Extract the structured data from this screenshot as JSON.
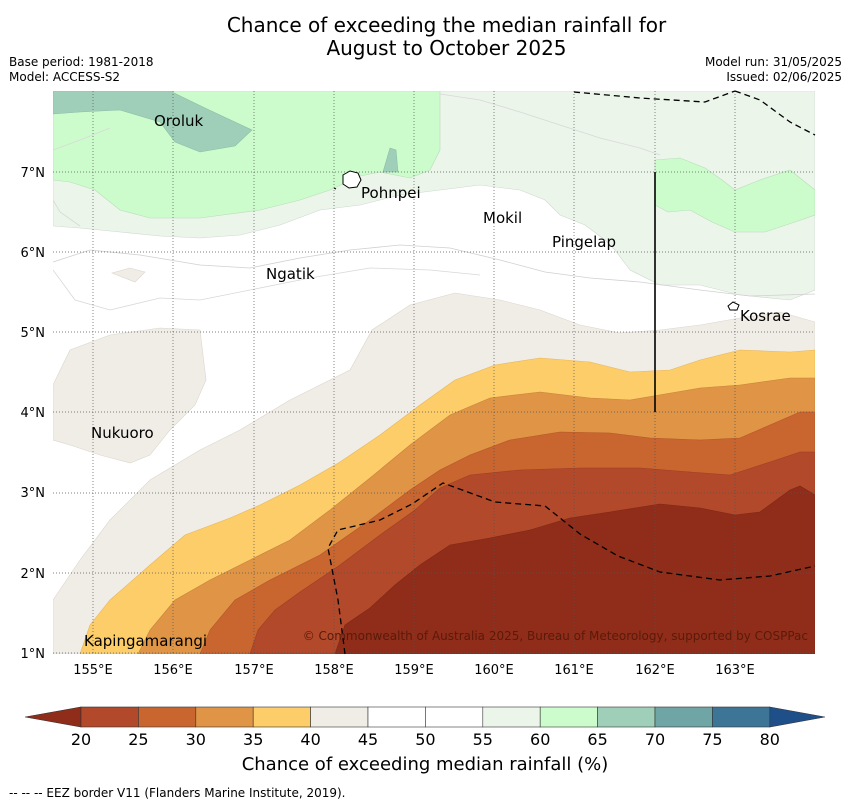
{
  "title": {
    "line1": "Chance of exceeding the median rainfall for",
    "line2": "August to October 2025"
  },
  "meta": {
    "base_period": "Base period: 1981-2018",
    "model": "Model: ACCESS-S2",
    "model_run": "Model run: 31/05/2025",
    "issued": "Issued: 02/06/2025"
  },
  "map": {
    "lon_ticks": [
      "155°E",
      "156°E",
      "157°E",
      "158°E",
      "159°E",
      "160°E",
      "161°E",
      "162°E",
      "163°E"
    ],
    "lat_ticks": [
      "1°N",
      "2°N",
      "3°N",
      "4°N",
      "5°N",
      "6°N",
      "7°N"
    ],
    "places": [
      {
        "name": "Oroluk"
      },
      {
        "name": "Pohnpei"
      },
      {
        "name": "Mokil"
      },
      {
        "name": "Pingelap"
      },
      {
        "name": "Ngatik"
      },
      {
        "name": "Kosrae"
      },
      {
        "name": "Nukuoro"
      },
      {
        "name": "Kapingamarangi"
      }
    ],
    "copyright": "© Commonwealth of Australia 2025, Bureau of Meteorology, supported by COSPPac"
  },
  "colorbar": {
    "ticks": [
      "20",
      "25",
      "30",
      "35",
      "40",
      "45",
      "50",
      "55",
      "60",
      "65",
      "70",
      "75",
      "80"
    ],
    "colors": {
      "under": "#8f2d1a",
      "20-25": "#b1492a",
      "25-30": "#c9652f",
      "30-35": "#df9446",
      "35-40": "#fccd69",
      "40-45": "#f0ede7",
      "45-50": "#ffffff",
      "50-55": "#ffffff",
      "55-60": "#ebf5ea",
      "60-65": "#cdfccc",
      "65-70": "#9fcfb8",
      "70-75": "#6fa5a5",
      "75-80": "#3d7597",
      "over": "#1f4f88"
    },
    "label": "Chance of exceeding median rainfall (%)"
  },
  "legend_note": "--  --  -- EEZ border V11 (Flanders Marine Institute, 2019)."
}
===
- WRITTEN TASK:
Report how many lines in the listing above include the word "Model". Give nothing but the number.

- THE SOLUTION:
2